### [EXERCISE DIRECTIONS]
All of the material should be reproduced exactly, with pictures left out.

════════

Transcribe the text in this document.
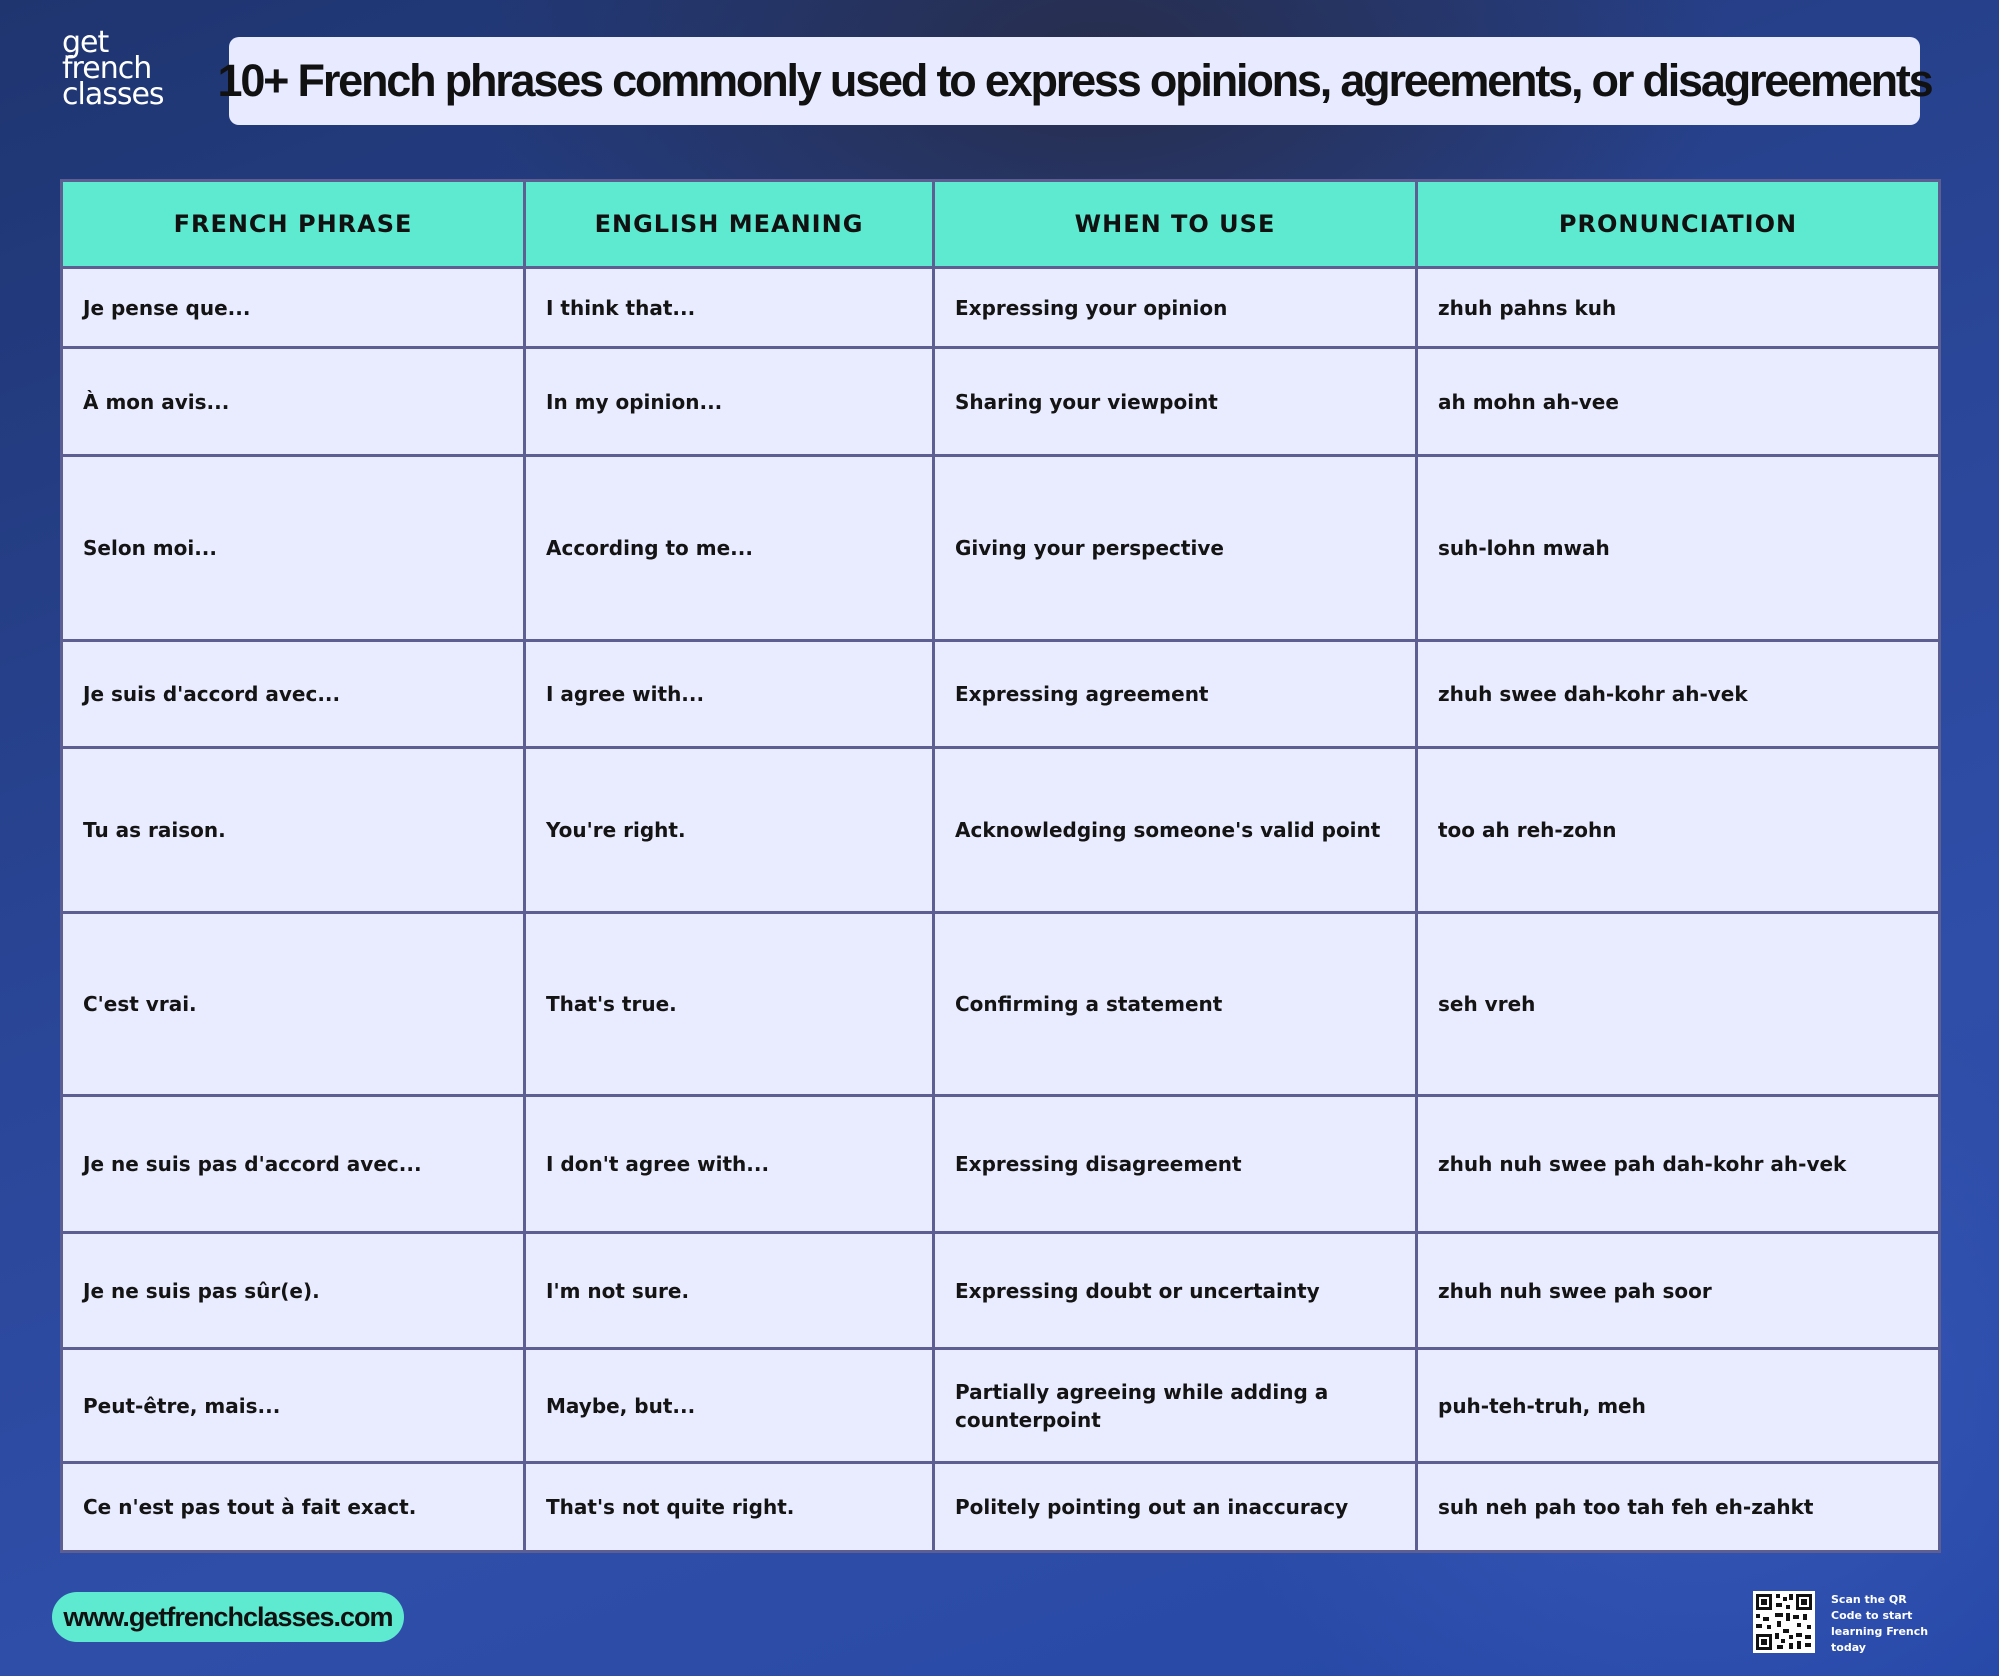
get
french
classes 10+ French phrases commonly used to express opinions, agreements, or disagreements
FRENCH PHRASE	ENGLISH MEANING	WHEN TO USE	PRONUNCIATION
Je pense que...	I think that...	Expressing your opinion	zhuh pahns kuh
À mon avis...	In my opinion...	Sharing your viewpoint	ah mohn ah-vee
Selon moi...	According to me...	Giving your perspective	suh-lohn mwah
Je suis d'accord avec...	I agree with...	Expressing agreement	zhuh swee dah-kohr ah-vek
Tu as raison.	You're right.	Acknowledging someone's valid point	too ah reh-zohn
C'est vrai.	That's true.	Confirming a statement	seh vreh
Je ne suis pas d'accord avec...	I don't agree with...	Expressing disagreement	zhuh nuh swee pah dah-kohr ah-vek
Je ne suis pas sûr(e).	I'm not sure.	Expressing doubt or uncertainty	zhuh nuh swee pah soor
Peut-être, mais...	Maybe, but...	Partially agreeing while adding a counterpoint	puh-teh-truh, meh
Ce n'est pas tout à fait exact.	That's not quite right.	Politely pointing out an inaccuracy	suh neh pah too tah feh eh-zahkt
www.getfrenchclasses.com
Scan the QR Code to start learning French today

════════

### [WRITTEN SOLUTION]
Transcribe the text in this document.
get
french
classes 10+ French phrases commonly used to express opinions, agreements, or disagreements
FRENCH PHRASE	ENGLISH MEANING	WHEN TO USE	PRONUNCIATION
Je pense que...	I think that...	Expressing your opinion	zhuh pahns kuh
À mon avis...	In my opinion...	Sharing your viewpoint	ah mohn ah-vee
Selon moi...	According to me...	Giving your perspective	suh-lohn mwah
Je suis d'accord avec...	I agree with...	Expressing agreement	zhuh swee dah-kohr ah-vek
Tu as raison.	You're right.	Acknowledging someone's valid point	too ah reh-zohn
C'est vrai.	That's true.	Confirming a statement	seh vreh
Je ne suis pas d'accord avec...	I don't agree with...	Expressing disagreement	zhuh nuh swee pah dah-kohr ah-vek
Je ne suis pas sûr(e).	I'm not sure.	Expressing doubt or uncertainty	zhuh nuh swee pah soor
Peut-être, mais...	Maybe, but...	Partially agreeing while adding a counterpoint	puh-teh-truh, meh
Ce n'est pas tout à fait exact.	That's not quite right.	Politely pointing out an inaccuracy	suh neh pah too tah feh eh-zahkt
www.getfrenchclasses.com
Scan the QR Code to start learning French today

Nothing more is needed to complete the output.